- _What this task involves_: Single out each line with the word "základnej" and copy it.

Extracted records
— BEGIN —

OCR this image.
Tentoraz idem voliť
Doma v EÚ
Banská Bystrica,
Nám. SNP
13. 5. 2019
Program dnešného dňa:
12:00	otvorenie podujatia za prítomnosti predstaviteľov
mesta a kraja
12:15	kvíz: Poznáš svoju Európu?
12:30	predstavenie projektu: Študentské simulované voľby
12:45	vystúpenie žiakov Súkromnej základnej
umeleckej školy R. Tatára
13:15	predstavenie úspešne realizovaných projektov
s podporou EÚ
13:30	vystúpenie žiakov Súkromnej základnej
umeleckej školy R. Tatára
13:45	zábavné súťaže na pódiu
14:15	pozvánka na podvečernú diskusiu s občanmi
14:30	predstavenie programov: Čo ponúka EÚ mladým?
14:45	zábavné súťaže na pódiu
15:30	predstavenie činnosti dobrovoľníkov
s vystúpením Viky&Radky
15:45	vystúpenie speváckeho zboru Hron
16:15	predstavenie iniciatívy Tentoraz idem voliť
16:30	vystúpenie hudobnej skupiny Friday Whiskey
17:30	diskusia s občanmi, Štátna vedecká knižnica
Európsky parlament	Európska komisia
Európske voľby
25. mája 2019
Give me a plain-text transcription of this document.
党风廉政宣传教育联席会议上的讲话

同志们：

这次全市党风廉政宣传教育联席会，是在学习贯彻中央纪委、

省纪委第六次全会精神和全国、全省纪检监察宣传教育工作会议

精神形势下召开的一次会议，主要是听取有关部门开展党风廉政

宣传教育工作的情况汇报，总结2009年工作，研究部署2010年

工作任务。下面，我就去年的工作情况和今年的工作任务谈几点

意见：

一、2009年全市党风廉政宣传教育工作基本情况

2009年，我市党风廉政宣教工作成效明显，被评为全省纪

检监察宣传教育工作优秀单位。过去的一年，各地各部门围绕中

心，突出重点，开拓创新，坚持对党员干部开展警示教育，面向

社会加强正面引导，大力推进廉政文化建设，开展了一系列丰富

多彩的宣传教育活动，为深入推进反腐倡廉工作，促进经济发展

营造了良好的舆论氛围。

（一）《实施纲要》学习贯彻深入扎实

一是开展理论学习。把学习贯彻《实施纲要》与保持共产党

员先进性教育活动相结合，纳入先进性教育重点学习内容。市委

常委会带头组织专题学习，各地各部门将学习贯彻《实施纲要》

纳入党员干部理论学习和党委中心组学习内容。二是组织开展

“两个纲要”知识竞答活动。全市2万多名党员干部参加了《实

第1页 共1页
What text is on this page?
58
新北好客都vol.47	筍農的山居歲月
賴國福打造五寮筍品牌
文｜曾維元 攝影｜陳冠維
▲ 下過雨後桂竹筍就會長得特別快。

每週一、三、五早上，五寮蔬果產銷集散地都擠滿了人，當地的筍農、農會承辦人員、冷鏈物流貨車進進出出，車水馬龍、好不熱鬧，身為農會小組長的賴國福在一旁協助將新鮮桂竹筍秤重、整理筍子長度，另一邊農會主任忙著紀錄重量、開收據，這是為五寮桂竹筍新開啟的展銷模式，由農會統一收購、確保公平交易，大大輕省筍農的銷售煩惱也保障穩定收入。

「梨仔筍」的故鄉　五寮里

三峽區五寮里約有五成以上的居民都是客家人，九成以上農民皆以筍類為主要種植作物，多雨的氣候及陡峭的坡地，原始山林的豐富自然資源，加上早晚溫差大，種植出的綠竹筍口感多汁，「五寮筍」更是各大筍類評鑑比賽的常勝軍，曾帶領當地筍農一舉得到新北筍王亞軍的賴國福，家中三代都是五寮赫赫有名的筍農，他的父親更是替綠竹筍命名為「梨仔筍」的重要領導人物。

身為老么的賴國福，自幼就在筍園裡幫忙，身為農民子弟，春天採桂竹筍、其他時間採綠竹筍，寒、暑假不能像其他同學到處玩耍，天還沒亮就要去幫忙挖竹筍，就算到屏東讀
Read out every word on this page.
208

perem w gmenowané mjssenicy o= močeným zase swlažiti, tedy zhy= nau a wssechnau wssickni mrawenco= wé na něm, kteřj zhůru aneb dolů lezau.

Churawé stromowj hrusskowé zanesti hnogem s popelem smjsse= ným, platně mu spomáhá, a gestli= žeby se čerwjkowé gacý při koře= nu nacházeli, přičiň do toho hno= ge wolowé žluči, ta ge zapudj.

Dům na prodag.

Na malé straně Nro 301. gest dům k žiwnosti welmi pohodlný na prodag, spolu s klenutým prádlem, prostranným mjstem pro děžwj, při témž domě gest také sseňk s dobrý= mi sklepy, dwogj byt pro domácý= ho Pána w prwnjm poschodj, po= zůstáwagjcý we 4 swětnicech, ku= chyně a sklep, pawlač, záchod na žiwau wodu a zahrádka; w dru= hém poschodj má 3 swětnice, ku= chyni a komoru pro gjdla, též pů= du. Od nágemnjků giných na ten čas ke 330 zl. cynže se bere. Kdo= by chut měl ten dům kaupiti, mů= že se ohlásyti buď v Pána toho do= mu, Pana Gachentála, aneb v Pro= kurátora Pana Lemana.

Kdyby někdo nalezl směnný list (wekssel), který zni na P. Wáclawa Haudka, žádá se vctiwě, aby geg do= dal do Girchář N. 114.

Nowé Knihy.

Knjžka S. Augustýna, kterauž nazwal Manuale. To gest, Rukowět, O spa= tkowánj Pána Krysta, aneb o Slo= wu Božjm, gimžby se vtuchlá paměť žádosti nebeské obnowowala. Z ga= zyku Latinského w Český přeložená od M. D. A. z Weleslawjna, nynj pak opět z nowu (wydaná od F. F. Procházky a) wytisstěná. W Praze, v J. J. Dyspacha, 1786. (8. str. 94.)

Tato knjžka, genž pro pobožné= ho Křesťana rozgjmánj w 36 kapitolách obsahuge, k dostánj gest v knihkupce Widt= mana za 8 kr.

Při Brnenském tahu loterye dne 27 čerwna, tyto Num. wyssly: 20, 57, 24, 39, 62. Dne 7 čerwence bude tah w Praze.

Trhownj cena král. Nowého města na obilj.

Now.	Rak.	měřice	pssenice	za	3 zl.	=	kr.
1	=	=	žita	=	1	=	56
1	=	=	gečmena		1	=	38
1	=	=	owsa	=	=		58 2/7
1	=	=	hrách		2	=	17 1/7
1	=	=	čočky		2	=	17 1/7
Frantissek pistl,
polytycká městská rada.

— END —

- _Exercise result_:
12:45	vystúpenie žiakov Súkromnej základnej
13:30	vystúpenie žiakov Súkromnej základnej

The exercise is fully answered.